Excerpt from a dataset:

--

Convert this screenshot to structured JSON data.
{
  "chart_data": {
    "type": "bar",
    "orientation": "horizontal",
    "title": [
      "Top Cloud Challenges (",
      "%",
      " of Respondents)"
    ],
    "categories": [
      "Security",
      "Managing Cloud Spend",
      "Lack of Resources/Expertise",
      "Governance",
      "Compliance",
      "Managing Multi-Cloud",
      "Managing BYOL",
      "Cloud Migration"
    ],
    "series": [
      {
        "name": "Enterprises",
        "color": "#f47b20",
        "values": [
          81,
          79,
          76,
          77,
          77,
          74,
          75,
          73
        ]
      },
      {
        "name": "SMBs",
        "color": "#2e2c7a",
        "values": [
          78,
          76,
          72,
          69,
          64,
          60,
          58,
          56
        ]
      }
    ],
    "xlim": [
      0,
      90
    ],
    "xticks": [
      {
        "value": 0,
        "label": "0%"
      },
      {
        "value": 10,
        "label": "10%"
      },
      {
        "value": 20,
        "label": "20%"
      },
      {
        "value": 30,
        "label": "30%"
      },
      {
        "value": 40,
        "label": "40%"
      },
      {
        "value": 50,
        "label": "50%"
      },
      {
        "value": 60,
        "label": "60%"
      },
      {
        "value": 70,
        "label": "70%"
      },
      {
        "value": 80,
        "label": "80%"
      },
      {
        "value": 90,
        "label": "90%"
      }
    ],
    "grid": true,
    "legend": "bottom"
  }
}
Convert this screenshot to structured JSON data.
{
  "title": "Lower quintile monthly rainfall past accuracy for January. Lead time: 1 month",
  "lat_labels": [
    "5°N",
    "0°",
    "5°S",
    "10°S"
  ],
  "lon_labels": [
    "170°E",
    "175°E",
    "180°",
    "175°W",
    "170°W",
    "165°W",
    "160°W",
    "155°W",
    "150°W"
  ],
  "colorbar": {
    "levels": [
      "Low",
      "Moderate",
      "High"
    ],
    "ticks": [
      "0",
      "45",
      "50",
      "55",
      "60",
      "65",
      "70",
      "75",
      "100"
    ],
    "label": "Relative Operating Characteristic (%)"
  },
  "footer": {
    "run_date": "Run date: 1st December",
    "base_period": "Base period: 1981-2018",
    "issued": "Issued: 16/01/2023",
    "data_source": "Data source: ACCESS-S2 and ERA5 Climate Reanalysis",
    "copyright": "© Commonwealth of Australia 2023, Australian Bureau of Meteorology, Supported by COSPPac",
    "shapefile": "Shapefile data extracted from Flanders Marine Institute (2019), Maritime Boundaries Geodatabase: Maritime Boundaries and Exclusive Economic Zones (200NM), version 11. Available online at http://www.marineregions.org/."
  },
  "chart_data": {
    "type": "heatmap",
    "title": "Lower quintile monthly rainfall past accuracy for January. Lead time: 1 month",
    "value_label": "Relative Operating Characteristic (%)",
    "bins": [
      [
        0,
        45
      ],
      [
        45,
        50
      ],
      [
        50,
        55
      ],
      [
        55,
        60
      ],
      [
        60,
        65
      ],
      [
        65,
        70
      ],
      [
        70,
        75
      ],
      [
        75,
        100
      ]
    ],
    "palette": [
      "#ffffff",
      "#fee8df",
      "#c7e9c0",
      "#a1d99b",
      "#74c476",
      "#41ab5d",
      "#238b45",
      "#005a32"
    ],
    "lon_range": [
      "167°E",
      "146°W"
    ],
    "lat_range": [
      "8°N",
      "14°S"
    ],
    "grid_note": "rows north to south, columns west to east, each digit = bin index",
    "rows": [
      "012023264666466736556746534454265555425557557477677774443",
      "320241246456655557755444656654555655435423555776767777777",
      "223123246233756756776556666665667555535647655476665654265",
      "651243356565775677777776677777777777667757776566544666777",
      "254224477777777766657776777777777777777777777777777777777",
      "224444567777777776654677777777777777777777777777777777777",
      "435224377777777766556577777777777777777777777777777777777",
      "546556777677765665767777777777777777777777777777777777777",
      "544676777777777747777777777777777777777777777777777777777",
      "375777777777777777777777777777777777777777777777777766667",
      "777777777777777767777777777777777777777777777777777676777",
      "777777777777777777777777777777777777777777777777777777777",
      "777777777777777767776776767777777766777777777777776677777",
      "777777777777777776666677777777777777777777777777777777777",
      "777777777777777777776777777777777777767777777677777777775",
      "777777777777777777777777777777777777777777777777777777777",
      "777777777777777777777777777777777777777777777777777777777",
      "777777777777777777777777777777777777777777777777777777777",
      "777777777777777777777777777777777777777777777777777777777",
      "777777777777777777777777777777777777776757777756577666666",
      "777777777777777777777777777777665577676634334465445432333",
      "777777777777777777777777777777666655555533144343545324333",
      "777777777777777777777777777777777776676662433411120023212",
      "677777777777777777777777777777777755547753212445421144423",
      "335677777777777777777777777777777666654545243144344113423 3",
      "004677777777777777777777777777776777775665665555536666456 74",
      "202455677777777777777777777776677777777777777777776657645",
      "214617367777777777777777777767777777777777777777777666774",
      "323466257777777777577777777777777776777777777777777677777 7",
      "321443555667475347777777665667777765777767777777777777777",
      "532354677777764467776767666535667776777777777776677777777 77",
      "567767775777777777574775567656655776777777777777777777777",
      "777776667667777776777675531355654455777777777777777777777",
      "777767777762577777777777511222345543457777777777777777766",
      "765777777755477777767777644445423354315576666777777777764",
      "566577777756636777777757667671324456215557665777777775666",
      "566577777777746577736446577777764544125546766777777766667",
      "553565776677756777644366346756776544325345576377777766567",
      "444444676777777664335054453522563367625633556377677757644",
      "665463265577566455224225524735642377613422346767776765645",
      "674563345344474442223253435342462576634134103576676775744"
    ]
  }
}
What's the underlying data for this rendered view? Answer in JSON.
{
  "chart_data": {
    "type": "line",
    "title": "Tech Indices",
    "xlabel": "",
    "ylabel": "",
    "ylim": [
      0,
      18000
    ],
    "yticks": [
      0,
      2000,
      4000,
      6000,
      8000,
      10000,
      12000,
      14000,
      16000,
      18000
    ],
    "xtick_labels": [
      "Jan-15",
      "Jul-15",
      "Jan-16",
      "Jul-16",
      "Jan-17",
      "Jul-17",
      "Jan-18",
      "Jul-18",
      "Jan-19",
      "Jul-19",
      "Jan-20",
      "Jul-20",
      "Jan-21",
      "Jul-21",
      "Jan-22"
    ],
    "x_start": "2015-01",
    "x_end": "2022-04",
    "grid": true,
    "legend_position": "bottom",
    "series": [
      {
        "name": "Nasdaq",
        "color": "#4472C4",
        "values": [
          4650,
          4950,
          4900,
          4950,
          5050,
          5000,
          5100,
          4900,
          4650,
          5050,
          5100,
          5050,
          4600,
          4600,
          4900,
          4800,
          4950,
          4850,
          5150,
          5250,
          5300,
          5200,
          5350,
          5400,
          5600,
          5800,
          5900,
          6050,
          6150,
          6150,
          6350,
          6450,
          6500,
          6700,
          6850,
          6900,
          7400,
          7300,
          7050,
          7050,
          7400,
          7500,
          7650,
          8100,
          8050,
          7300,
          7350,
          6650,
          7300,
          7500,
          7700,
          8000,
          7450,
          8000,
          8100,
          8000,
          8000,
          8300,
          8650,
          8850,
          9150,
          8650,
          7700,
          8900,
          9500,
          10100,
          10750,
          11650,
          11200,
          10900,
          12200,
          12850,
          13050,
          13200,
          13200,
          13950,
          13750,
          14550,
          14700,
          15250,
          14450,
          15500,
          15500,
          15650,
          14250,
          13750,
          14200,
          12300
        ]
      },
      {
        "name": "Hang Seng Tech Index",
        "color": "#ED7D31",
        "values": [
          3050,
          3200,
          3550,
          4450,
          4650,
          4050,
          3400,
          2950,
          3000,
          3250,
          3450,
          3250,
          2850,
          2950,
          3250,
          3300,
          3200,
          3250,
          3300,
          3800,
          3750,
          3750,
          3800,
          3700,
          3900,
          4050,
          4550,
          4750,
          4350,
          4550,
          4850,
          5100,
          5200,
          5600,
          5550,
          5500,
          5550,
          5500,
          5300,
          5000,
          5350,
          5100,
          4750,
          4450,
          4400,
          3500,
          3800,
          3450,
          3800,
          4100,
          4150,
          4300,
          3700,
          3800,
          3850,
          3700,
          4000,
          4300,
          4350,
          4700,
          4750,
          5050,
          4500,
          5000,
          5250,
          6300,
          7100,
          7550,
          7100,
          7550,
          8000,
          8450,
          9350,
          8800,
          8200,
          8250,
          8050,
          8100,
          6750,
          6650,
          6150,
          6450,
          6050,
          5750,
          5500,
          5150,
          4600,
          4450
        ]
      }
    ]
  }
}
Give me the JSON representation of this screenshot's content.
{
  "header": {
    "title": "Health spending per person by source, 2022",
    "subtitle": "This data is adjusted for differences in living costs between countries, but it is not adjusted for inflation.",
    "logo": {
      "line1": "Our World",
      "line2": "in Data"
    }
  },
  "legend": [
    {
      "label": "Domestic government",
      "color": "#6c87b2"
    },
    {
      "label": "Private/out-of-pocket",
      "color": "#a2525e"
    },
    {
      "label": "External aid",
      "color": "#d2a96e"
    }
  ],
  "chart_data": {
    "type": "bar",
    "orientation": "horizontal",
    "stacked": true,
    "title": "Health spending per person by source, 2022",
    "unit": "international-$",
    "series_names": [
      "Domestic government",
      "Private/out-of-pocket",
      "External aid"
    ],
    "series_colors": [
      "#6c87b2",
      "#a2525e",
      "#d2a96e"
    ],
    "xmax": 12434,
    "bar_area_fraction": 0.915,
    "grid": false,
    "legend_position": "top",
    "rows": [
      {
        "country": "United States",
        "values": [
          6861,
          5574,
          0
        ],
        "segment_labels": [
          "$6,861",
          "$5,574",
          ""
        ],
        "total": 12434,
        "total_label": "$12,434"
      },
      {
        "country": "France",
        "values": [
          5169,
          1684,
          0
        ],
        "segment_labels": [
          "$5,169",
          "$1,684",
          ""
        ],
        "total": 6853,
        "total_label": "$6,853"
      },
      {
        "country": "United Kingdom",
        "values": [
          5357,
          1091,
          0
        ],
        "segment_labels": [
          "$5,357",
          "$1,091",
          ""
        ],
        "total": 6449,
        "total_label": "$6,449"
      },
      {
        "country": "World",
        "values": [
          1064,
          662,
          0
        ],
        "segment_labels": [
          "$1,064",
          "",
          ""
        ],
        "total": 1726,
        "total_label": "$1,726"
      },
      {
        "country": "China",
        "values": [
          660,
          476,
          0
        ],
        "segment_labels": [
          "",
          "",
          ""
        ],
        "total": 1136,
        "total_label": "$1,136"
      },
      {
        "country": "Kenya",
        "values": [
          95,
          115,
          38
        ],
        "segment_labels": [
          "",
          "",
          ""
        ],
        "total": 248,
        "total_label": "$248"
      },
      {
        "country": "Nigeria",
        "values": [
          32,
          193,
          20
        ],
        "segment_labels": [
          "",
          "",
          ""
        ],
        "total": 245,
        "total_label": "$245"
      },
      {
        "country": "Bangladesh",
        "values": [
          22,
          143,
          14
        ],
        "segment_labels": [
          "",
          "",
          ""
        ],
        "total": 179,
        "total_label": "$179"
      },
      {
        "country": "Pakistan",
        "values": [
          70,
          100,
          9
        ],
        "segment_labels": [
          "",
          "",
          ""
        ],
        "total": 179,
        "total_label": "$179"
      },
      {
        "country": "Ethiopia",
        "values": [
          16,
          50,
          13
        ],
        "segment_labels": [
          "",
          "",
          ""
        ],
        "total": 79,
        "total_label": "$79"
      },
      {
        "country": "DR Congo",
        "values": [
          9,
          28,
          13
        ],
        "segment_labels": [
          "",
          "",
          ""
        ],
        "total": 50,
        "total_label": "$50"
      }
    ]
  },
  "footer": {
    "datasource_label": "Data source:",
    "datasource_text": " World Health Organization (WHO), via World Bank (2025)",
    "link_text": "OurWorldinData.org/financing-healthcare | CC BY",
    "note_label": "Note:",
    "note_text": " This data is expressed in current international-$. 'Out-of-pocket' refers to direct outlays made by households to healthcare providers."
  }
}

--

▸ **What you will do**
Copy out every line of the data that includes the word "Private".

▸ **Reply**
      "label": "Private/out-of-pocket",
      "Private/out-of-pocket",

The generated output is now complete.